Marina Sousa on craftsy.com in her Jewelled Wedding cake segment has a lesson on making the pedestal cake stand, covered with fondant and strong and sturdy. The class is well worth(at times 50% off for only $20).

You can see the stand  by checking out her QUICK LOOK on the lesson.

LisaPeps Posted 9 Dec 2012 , 9:15pm
post #5 of

The cake is for somebody at work so I can't afford to buy one which runs in the hundreds of dollars + shipping to the UK + 15% import tax, worked it out to be about £175... And I really doubt they will buy one themselves. 

 

The stand in my original post held a 25kg (55lbs) tub of paint, would a 5 tier cake be heavier than that? My cakes are all 4" tall. 

 

Would this one work? http://www.therange.co.uk/dema-simplicity-31cm-footed-cake-stand//the-range/fcp-product/57294

 

It doesn't have the lip on it. 

 

If need be I could have the 12" tier as a dummy cake and have a cutting cake in the back. 

 

I've never seen a cake stand in the UK larger than 12" diameter :(

-K8memphis Posted 9 Dec 2012 , 9:21pm
post #6 of

20 inches of cake hovering over a beady little six inch base???

 

C'mon!
┄┄┄┄┄┄┄┄┄┄
What is required
Resume the forum thread about choosing a stand for a tiered cake, picking up right after its last post.
┄┄┄┄┄┄┄┄┄┄
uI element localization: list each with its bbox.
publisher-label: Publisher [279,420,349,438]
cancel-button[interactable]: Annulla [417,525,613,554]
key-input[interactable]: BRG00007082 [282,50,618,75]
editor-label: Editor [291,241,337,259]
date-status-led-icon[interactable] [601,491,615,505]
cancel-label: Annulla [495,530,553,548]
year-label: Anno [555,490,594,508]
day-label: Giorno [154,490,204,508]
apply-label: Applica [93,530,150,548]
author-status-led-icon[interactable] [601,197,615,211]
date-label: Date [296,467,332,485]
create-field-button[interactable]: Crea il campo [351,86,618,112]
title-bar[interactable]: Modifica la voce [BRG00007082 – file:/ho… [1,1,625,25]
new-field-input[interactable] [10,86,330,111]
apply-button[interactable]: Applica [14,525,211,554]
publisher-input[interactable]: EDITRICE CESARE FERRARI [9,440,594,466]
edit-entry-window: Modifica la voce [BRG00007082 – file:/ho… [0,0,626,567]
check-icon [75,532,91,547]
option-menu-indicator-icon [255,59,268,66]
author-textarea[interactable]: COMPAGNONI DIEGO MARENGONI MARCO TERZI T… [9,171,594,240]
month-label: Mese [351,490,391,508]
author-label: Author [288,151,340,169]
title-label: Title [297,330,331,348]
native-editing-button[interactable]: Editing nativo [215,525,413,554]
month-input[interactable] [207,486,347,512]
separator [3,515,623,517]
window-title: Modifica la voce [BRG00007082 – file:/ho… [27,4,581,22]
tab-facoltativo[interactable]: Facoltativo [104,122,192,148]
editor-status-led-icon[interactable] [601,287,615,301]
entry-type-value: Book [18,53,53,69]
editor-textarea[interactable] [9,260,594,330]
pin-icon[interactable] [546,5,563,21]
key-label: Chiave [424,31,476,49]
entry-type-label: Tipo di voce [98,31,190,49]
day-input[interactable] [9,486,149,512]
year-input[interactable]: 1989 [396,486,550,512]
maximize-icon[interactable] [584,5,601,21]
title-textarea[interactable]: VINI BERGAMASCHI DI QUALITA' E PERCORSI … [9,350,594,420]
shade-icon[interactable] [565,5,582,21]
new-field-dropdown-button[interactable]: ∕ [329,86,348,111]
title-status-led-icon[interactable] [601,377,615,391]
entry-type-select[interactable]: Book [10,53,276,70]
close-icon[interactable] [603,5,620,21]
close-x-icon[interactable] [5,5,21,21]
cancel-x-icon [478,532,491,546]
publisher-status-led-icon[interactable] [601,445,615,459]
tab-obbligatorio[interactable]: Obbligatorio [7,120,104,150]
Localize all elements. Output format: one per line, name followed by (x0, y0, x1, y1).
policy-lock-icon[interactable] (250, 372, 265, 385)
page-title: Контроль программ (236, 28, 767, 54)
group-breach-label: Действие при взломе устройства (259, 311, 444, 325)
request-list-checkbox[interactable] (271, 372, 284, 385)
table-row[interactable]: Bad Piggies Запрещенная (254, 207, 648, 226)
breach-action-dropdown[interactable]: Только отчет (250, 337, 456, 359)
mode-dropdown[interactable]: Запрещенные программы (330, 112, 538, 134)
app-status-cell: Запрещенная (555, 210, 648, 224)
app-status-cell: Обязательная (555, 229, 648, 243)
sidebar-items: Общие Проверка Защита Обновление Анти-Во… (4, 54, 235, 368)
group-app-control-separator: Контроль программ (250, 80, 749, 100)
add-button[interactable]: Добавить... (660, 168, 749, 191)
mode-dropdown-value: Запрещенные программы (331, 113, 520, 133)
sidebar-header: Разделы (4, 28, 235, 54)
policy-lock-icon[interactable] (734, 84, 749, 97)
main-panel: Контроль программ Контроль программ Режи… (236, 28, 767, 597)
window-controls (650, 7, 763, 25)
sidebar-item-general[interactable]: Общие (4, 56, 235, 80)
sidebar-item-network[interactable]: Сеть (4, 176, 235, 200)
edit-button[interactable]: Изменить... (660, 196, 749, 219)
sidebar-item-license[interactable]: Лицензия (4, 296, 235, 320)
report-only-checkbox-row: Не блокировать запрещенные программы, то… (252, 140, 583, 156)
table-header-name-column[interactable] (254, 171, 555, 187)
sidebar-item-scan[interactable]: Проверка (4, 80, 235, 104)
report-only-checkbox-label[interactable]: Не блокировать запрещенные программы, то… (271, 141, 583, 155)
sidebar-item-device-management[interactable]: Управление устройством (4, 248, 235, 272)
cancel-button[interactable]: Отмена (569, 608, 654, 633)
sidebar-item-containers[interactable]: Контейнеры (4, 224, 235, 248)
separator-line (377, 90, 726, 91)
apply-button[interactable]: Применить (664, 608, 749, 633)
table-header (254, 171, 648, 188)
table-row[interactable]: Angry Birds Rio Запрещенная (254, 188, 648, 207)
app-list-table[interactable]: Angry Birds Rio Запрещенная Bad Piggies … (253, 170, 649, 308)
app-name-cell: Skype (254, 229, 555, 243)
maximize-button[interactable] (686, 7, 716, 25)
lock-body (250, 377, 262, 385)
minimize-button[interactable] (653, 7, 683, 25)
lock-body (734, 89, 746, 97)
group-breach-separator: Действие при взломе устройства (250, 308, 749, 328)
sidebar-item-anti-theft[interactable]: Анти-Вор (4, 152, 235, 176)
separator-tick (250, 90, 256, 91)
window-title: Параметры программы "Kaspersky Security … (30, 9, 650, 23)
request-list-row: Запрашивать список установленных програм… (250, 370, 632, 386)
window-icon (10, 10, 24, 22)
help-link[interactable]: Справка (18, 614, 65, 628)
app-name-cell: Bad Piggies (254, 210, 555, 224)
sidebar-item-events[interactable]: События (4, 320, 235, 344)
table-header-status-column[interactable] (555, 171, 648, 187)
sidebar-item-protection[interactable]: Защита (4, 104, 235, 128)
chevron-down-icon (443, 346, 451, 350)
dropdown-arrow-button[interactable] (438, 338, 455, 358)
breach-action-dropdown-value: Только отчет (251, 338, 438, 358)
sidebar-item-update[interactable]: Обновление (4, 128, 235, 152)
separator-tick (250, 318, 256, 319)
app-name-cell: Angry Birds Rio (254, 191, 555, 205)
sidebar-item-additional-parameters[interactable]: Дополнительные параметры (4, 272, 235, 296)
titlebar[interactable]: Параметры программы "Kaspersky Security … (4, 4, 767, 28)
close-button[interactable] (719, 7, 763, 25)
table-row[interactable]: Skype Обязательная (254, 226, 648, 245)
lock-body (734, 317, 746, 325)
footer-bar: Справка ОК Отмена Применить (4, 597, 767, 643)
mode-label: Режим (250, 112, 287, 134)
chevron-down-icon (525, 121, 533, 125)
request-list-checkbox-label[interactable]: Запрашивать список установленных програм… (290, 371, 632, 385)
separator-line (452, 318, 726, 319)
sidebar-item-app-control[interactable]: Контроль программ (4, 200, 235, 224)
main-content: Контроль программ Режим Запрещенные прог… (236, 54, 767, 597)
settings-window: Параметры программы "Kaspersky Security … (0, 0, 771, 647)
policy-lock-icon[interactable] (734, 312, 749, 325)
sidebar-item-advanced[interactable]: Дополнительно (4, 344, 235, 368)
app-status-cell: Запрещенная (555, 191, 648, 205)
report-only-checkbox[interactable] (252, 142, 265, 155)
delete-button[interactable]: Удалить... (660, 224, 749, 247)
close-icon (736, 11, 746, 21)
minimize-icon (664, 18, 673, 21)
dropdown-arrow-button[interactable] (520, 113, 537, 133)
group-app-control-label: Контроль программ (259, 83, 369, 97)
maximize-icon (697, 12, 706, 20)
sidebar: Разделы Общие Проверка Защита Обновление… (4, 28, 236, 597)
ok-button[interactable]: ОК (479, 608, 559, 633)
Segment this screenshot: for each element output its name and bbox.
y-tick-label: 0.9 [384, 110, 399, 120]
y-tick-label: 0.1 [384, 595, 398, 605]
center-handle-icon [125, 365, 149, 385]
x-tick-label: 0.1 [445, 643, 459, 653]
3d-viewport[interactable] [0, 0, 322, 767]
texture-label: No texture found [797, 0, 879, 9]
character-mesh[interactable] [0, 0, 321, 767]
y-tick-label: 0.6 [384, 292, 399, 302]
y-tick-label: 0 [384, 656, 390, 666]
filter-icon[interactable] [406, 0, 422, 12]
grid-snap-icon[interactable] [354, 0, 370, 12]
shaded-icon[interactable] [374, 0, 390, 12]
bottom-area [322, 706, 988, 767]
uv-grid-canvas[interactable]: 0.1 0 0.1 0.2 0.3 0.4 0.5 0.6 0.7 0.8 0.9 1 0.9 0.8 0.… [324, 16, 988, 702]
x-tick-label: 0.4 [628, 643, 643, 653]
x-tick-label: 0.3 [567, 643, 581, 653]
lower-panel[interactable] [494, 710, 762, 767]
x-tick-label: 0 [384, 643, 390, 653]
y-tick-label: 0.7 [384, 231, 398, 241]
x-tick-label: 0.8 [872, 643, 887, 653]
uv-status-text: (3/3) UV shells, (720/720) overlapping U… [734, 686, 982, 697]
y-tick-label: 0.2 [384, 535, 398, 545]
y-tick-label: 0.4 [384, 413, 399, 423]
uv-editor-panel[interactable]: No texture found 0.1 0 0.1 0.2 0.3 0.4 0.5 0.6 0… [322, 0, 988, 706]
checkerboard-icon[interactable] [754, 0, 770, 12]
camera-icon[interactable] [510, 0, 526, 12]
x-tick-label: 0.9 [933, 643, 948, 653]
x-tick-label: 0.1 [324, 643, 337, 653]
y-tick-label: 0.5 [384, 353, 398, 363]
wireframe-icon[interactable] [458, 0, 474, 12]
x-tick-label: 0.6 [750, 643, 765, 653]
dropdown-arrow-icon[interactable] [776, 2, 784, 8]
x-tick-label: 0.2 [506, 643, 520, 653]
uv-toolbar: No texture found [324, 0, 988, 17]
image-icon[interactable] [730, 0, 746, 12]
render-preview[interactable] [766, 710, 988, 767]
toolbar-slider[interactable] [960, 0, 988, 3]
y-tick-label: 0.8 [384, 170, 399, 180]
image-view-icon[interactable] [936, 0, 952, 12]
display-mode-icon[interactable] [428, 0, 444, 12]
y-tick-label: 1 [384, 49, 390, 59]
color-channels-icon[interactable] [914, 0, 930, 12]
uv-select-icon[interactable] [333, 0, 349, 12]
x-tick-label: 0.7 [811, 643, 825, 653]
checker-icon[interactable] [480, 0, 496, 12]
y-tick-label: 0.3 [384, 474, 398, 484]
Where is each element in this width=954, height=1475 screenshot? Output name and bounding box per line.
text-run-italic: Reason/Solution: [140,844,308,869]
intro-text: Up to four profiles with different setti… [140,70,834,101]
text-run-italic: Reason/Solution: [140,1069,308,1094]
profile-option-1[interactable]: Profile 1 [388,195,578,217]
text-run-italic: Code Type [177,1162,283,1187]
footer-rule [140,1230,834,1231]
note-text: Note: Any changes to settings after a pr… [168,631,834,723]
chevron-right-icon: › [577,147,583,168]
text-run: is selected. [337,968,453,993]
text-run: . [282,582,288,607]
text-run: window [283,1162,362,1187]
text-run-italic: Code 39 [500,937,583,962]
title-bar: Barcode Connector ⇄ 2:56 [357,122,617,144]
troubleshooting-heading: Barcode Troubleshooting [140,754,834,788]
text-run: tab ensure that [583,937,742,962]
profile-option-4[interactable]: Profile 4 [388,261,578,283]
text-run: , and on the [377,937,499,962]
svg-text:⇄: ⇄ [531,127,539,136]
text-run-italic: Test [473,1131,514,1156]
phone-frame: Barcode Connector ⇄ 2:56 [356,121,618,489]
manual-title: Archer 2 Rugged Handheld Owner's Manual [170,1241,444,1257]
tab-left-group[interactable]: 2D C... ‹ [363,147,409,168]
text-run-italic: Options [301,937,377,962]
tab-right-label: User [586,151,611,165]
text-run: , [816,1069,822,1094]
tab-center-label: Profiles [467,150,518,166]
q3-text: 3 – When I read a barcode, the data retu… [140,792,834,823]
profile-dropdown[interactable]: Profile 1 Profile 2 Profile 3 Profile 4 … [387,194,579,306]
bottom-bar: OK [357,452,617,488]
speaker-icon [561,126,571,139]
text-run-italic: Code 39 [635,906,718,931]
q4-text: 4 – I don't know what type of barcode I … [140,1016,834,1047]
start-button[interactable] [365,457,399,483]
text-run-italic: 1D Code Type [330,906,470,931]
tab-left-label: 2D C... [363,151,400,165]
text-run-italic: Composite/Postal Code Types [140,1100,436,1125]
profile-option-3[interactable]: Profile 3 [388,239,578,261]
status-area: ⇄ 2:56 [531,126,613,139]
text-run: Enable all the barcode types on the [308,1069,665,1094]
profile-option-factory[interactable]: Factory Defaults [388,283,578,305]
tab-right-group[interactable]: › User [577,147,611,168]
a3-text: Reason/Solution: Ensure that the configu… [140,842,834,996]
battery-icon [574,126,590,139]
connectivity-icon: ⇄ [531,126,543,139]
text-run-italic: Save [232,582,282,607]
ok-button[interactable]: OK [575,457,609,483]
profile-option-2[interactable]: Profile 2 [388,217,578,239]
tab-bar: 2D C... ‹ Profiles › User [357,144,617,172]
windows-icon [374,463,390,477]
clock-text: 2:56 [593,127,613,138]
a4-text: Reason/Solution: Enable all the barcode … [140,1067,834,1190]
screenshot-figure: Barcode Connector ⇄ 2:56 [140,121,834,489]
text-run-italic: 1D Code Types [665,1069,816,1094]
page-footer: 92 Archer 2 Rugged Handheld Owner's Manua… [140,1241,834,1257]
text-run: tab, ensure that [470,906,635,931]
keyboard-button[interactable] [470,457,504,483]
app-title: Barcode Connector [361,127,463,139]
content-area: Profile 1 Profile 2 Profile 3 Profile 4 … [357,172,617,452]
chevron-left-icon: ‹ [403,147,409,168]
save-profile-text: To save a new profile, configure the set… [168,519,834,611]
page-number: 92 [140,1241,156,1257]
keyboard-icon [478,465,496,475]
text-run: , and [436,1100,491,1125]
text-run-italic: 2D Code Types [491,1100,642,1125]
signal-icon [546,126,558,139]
┄┄┄┄┄┄┄┄┄┄
Exercise result
LisaPeps Posted 9 Dec 2012 , 9:22pm
post #7 of

It's not the 6" stand its the 12" stand 

Marianna46 Posted 9 Dec 2012 , 9:23pm
post #8 of

Probably not a good idea to have the bottom tier of a cake this size be a dummy. Dummies are light in weight and one at the bottom of a 5-tier cake would make the cake topheavy.

-K8memphis Posted 9 Dec 2012 , 9:26pm
post #9 of
Quote:
Originally Posted by LisaPeps 

It's not the 6" stand its the 12" stand 

The foot of the stand is six inches. The base of it. The plate above it is 12". If it's like the picture. The picture is of a footed stand. Did I get that right?

LisaPeps Posted 9 Dec 2012 , 9:32pm

AOh, I understand what you mean now!

-K8memphis Posted 9 Dec 2012 , 9:33pm

In this thread starting in post #5 is an idea on how to make a footed stand adequate to your needs.

 

http://forums.egullet.org/topic/68445-demo-making-a-wedding-cake-at-home/

LisaPeps Posted 9 Dec 2012 , 10:09pm

Thanks for all the suggestions and advice, I've given the couple a few different options (ie smaller cake and cakes in the kitchen, make a wooden stand like K8's etc) and I'll let them choose what to do.

CWR41 Posted 9 Dec 2012 , 10:44pm
Quote:
Originally Posted by LisaPeps 
The stand in my original post held a 25kg (55lbs) tub of paint, would a 5 tier cake be heavier than that? My cakes are all 4" tall.


Half that -- around 25 lbs. for cake and icing only (not including fondant, boards, etc.).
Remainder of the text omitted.